==== Data excerpts ====

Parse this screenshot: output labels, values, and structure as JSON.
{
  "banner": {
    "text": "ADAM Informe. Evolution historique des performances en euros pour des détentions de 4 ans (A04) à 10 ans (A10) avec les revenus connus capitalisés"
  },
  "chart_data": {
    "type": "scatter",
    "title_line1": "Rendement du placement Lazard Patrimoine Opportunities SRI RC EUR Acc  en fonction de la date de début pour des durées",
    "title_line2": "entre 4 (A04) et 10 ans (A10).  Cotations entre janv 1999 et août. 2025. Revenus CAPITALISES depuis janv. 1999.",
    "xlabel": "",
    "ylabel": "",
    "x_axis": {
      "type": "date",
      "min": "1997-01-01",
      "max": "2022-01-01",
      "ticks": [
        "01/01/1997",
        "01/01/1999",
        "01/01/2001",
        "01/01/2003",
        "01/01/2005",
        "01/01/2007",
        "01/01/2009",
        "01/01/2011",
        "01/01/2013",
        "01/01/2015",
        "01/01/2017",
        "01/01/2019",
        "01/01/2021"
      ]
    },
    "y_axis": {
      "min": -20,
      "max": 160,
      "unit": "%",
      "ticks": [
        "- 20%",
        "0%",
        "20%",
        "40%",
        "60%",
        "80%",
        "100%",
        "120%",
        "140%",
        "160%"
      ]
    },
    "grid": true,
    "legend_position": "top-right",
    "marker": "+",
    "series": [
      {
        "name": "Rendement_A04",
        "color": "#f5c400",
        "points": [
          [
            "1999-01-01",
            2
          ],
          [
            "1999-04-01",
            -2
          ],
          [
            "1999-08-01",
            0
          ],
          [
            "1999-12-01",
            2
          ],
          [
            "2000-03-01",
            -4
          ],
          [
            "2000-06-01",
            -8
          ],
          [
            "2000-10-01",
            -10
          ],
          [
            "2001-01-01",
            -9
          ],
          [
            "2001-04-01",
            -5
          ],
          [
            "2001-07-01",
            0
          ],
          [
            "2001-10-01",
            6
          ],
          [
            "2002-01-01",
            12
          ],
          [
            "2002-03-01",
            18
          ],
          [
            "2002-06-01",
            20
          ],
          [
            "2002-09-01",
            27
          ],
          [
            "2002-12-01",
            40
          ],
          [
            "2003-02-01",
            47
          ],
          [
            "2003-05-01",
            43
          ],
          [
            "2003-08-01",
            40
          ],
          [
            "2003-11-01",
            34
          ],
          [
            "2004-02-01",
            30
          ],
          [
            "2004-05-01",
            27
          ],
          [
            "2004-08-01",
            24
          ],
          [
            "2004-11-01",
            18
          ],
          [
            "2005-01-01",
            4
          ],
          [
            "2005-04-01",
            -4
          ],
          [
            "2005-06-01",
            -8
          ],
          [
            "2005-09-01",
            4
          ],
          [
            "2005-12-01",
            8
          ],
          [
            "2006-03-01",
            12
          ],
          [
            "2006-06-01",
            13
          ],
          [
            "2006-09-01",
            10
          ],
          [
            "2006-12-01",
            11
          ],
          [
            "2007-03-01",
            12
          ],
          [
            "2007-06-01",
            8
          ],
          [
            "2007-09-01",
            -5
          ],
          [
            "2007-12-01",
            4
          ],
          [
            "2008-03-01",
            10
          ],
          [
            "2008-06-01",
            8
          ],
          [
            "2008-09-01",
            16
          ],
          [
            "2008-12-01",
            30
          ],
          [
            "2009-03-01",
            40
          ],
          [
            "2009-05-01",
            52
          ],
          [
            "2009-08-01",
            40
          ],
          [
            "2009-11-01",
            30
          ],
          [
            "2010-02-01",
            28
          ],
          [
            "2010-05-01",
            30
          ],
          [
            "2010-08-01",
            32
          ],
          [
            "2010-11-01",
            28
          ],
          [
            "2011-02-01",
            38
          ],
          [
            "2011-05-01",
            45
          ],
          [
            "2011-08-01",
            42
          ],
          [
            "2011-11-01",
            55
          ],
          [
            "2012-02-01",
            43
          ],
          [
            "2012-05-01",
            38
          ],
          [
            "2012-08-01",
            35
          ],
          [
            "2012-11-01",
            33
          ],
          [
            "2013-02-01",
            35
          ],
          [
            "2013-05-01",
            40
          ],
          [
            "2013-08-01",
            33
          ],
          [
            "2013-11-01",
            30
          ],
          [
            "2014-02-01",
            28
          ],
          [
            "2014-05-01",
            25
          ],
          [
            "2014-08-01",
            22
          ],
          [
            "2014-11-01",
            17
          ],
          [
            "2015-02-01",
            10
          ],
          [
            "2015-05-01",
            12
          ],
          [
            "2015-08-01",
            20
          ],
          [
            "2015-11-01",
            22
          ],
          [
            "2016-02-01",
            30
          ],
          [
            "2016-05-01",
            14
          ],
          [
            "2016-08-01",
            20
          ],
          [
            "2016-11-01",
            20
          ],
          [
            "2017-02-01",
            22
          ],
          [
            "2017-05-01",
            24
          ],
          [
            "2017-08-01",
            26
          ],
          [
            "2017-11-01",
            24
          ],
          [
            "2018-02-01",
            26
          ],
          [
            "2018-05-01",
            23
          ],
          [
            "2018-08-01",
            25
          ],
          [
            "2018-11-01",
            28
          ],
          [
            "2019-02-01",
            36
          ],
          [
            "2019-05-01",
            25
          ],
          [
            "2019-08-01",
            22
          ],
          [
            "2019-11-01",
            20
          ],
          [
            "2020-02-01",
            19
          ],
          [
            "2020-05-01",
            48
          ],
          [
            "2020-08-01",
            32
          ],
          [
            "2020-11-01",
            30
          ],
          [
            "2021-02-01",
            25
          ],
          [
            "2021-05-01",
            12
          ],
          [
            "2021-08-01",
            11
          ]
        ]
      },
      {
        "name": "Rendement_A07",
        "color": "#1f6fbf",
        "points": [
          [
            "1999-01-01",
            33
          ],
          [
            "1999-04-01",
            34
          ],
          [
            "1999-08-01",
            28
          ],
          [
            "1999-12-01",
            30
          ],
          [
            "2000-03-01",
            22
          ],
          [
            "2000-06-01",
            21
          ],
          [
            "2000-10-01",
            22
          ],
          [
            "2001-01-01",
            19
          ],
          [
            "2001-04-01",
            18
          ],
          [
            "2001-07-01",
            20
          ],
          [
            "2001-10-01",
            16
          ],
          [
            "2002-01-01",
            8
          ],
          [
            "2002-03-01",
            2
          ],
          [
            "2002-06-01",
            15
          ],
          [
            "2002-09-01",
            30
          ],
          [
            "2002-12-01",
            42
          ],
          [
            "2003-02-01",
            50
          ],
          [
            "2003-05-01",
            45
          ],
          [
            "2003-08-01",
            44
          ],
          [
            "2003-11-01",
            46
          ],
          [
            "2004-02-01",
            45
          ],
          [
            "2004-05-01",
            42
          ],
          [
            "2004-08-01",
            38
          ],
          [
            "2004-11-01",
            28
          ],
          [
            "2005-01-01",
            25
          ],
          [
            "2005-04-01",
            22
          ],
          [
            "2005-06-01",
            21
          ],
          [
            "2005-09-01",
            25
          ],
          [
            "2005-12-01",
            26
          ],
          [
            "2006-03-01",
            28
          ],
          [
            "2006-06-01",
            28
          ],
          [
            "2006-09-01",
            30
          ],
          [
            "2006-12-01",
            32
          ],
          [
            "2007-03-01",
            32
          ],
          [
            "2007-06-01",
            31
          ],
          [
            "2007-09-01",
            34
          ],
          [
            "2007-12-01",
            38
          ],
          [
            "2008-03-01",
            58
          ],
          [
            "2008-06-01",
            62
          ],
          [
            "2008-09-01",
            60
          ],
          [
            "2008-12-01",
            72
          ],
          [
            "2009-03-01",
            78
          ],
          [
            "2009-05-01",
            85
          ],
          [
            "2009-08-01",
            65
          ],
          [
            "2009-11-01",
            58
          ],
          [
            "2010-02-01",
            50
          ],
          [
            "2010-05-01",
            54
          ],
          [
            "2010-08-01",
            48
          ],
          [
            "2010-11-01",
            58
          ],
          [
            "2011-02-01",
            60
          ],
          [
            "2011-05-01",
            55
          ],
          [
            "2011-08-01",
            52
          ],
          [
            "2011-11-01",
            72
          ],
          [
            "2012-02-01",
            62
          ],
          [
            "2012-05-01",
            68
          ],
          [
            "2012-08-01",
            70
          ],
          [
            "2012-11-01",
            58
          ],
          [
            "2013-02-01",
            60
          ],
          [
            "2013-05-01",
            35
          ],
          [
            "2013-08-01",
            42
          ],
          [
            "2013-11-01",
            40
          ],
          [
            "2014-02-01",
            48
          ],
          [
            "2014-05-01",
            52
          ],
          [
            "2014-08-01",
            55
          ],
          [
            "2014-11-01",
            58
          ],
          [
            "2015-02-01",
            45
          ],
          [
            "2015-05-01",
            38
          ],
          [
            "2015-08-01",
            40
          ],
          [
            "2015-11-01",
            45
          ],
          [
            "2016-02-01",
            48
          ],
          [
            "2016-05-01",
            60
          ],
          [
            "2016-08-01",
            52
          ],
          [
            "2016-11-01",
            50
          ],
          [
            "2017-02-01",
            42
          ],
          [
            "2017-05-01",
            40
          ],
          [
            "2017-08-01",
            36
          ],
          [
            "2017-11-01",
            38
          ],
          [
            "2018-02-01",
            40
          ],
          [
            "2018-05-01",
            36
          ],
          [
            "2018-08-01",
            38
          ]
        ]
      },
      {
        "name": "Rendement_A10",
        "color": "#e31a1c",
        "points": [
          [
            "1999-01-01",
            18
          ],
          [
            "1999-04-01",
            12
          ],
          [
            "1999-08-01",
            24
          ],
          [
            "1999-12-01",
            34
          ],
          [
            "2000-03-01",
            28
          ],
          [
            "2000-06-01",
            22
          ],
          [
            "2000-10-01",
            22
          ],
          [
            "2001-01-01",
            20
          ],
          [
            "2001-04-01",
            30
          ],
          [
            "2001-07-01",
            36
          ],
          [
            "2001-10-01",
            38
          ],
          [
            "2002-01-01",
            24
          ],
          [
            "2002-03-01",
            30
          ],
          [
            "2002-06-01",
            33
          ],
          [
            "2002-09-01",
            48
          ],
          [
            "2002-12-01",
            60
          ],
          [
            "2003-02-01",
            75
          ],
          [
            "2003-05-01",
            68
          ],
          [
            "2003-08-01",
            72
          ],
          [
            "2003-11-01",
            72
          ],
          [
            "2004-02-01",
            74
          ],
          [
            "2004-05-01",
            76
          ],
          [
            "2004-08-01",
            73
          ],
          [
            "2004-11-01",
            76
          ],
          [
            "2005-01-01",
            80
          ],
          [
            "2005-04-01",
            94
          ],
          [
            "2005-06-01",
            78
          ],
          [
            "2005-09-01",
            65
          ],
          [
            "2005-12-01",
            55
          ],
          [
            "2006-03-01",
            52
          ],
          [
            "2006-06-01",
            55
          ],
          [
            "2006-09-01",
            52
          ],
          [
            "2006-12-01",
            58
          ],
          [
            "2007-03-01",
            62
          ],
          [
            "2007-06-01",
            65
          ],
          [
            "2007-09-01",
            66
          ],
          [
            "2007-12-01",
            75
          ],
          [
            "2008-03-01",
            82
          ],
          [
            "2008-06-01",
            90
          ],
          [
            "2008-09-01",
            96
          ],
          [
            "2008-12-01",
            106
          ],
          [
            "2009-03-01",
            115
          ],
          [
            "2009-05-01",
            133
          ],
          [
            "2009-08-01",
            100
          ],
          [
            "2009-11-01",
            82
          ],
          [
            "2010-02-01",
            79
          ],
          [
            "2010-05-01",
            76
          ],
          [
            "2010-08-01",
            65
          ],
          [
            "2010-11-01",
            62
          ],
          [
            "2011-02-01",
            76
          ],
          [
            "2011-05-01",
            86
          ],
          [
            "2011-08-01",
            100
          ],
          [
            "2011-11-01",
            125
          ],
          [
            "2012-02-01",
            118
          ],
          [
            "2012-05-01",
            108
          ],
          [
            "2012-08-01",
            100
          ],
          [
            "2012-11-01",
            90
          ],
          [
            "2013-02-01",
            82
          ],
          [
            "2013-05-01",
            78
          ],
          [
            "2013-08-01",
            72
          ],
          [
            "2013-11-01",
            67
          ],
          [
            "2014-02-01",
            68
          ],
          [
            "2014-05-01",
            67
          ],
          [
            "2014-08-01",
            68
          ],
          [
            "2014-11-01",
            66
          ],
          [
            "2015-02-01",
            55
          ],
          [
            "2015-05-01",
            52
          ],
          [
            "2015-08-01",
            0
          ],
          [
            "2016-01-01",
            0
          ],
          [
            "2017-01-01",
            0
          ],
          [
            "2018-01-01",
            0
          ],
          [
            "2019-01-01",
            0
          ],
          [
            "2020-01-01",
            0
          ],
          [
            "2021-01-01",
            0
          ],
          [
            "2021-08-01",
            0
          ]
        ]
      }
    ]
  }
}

====

**Requirements**:
Find the string "pour" in the entries above and return each line that holds it.

**Answer**:
    "text": "ADAM Informe. Evolution historique des performances en euros pour des détentions de 4 ans (A04) à 10 ans (A10) avec les revenus connus capitalisés"
    "title_line1": "Rendement du placement Lazard Patrimoine Opportunities SRI RC EUR Acc  en fonction de la date de début pour des durées",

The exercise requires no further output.